## [TEXT]
Posted On:9/20/2007 3:37am
Posted On:9/20/2007 9:37am
Gilgamesh could be good example of grappler.:XXknight:
Posted On:9/20/2007 10:58am
Style: JKDC (FMA/Silat focus)
Okay, is everyone ready for this?!? I just happened upon this thread while looking at PoiDog's post history and I actually have something to contribute.
I was in Cairo for most of 1989 and 1990.
During my term of residence there, I studied with a group in a combat system (sport? pasttime?) termed Sebbekkha. I apologize for not having time to waste researching this fella Ramses Seleem, but I assure you that the teacher that I studied with was not this guy; not in any of his incarnations. In fact, the man I studied with is called Muhammed Ali and last I heard (15 years ago) he is still alive. Anyhow, my experience with the group was limited to a few nights a week when I was actually in the city, but I will try to give you my impressions of Mr. Ali's art.
I was told that the name Sebbekkha could be interpreted as Crocodile Wrestling and that is basically what I recall it being--wrestling. Indeed, much of what we did was very similar to what I learned on the wrestling team in high school. I remember mentioning this at least once and receiving a vague reference to Greek cultural influence. In short, we spent a lot of time on the floor of Ali's small apartment stretching, rolling with each other and conditioning (more yoga type stuff than burpees.) The striking was remarkable only by virtue of its simplicity and intention. There were no kicks that I saw in the limited time I had with them (much to my chagrin, being a kickboxer at the time.) The strikes were very linear and meant to be executed as closing strikes in the context of a crash. The objective was to get inside and clinch with your opponent for throws. And that brings me to the one unique (and dubious?) aspect of the art--the throws. Bear in mind that I have not trained in any Judo or had any intensive training in throws. I don't recall, however, coming across anyone who favored muscular force over skeletal mechanics the way these men (yes, strict gender policy, by the way) seemed to. Again, my knowledge of the art adds up to roughly 160 hours of actual training time, but I'm pretty sure I remember Ali emphasizing that the throws are generated by the waist. No, not hips; not foot position, WAIST! This, along with the "speed" of technique, I was told, was the reason it is termed Sebbekkha. The waist muscles were employed almost exclusively in every throw we performed. Someone let me know if this is common in any other throwing arts, because I am woefully ignorant in this area. All I know is my obliques were ripped and reformed repeatedly with all the twisting that we did.

## [WORK INSTRUCTIONS]
- a) Return the passage of the post on Sebbekkha starting with "During my term" and going on through "Mr. Ali's art.".
- b) Answer these questions from the post on Sebbekkha:
(i) In which city did the writer spend most of 1989 and 1990?
(ii) What is the name of the teacher the writer studied with?
(iii) Which part of the body did the teacher say generates the throws?
The data come from a separate source unrelated to the post on Sebbekkha.

## [COLLECTED MATERIAL]
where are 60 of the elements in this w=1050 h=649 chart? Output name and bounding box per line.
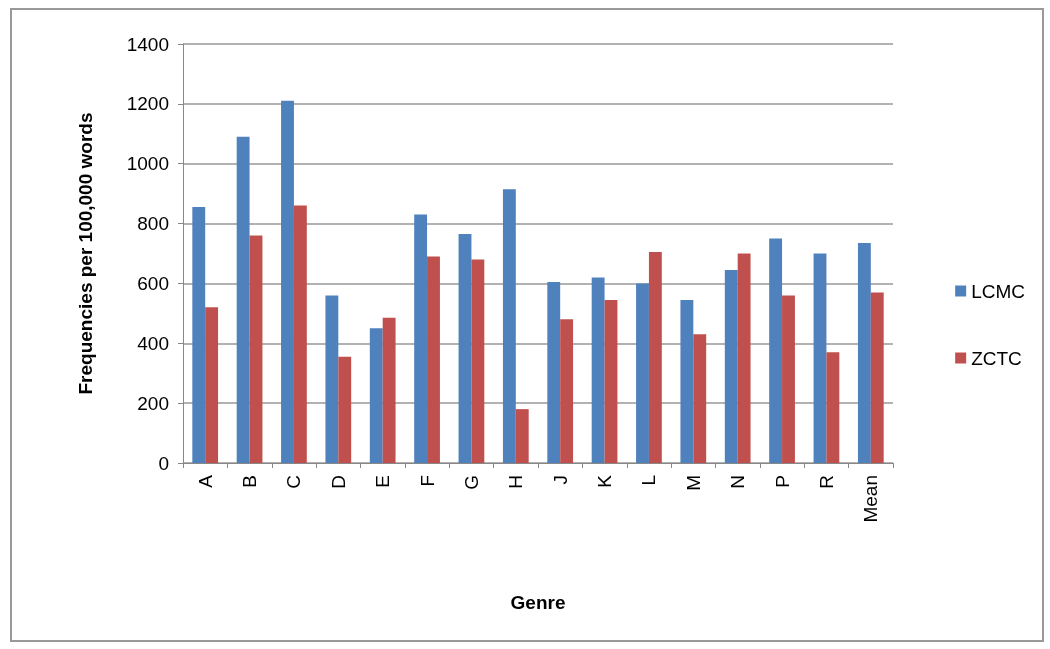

## [TASK-BY-TASK RESULTS]
- a)
During my term of residence there, I studied with a group in a combat system (sport? pasttime?) termed Sebbekkha. I apologize for not having time to waste researching this fella Ramses Seleem, but I assure you that the teacher that I studied with was not this guy; not in any of his incarnations. In fact, the man I studied with is called Muhammed Ali and last I heard (15 years ago) he is still alive. Anyhow, my experience with the group was limited to a few nights a week when I was actually in the city, but I will try to give you my impressions of Mr. Ali's art.

- b)
(i) Cairo
(ii) Muhammed Ali
(iii) The waist